- Text
Foul-Mouthed Teens Ruin Play Time

Miss Manners by by Judith Martin, Nicholas Ivor Martin and Jacobina Martin
by Judith Martin, Nicholas Ivor Martin and Jacobina Martin
Miss Manners | July 11th, 2006

DEAR MISS MANNERS: What does one say (if anything) when one overhears profanity by the teenagers who hang out at the same park where one brings one's toddlers?

This is a regular occurrence where I live. The little ones play on the playground equipment, and the 12-17s hang out nearby playing catch or talking loudly. The profanity isn't directed abuse, but rather the unfortunate habits of conversational profanity that seem to be common among the younger teens. (e.g., "Harry, throw me the f_____g ball!").

In ?the past I've ignored the language, and I've also glared at the offender. Last week I spoke rather sharply to the above-mentioned Harry, stating that neither I, nor my toddlers, needed to hear that kind of language. None of these options seems correct, and the only other option I see is to deny my little ones the playground -- an option which annoys me quite a bit.

- Rows
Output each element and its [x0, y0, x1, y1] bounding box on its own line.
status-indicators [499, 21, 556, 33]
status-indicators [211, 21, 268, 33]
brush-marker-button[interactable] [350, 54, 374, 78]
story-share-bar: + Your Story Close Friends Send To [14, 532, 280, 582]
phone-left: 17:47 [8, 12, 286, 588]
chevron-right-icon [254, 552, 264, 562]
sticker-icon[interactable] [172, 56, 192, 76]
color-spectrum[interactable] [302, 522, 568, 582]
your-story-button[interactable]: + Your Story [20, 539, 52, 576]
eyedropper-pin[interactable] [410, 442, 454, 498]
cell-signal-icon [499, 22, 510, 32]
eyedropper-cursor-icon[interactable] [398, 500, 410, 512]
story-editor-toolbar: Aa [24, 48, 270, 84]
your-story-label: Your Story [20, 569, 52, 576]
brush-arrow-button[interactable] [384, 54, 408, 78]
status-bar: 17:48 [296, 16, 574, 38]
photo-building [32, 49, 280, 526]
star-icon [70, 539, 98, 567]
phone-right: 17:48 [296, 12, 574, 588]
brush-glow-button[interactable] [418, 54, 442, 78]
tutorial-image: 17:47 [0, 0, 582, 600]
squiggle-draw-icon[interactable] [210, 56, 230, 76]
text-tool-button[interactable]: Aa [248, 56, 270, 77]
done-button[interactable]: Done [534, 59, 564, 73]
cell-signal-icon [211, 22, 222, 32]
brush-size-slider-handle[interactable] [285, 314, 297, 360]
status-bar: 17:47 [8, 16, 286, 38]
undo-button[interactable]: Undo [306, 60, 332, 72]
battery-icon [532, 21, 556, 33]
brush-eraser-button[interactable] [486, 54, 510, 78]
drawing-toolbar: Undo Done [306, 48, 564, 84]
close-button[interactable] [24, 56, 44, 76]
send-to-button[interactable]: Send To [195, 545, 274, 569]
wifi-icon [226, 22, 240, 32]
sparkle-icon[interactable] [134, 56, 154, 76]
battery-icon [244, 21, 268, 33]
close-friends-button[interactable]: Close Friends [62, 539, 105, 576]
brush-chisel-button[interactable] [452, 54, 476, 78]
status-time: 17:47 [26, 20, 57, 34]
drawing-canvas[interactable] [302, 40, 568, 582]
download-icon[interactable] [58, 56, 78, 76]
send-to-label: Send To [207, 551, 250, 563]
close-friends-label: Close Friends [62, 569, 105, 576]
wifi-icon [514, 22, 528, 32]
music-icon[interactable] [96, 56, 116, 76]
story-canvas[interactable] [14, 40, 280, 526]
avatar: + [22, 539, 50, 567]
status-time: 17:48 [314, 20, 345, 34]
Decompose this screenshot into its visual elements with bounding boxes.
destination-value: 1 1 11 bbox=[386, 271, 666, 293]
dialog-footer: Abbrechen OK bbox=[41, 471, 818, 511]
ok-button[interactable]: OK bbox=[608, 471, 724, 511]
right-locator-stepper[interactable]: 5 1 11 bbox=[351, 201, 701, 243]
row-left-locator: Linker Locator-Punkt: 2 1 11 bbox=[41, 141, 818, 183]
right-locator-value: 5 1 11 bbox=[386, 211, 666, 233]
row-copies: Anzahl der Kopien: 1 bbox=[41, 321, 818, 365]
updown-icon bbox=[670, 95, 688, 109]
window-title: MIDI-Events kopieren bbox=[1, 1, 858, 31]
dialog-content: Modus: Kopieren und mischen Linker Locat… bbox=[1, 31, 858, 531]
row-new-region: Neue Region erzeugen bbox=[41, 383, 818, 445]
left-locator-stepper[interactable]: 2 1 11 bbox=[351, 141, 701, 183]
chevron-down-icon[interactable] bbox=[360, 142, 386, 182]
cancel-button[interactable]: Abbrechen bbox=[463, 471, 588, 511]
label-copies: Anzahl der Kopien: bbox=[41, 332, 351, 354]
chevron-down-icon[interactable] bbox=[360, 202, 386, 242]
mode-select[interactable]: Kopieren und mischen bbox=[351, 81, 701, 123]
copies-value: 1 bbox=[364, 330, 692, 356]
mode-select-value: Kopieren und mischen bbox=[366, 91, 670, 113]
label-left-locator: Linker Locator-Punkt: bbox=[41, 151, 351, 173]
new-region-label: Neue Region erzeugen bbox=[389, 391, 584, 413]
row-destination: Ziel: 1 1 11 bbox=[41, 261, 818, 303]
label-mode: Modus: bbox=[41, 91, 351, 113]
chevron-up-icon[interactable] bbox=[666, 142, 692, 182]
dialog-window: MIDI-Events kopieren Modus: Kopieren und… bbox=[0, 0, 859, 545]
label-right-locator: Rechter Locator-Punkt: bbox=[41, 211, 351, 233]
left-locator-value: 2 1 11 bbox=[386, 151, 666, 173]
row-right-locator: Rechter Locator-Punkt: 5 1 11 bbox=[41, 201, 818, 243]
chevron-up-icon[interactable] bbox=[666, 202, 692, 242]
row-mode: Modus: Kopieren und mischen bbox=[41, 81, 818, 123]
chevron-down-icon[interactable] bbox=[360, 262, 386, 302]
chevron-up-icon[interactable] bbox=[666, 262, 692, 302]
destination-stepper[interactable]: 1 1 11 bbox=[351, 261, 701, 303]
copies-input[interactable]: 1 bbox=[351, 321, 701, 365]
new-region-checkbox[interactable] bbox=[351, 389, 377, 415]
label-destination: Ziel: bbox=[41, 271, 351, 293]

- What the exercise asks
Please answer these questions about the Miss Manners letter:
(a) What date appears on the column?
(b) What age range does the writer give for the teenagers who hang out near the playground?
(c) What did the writer say to Harry last week?

- Answer to this task
(a) July 11th, 2006
(b) 12 to 17
(c) That neither the writer nor the writer's toddlers needed to hear that kind of language.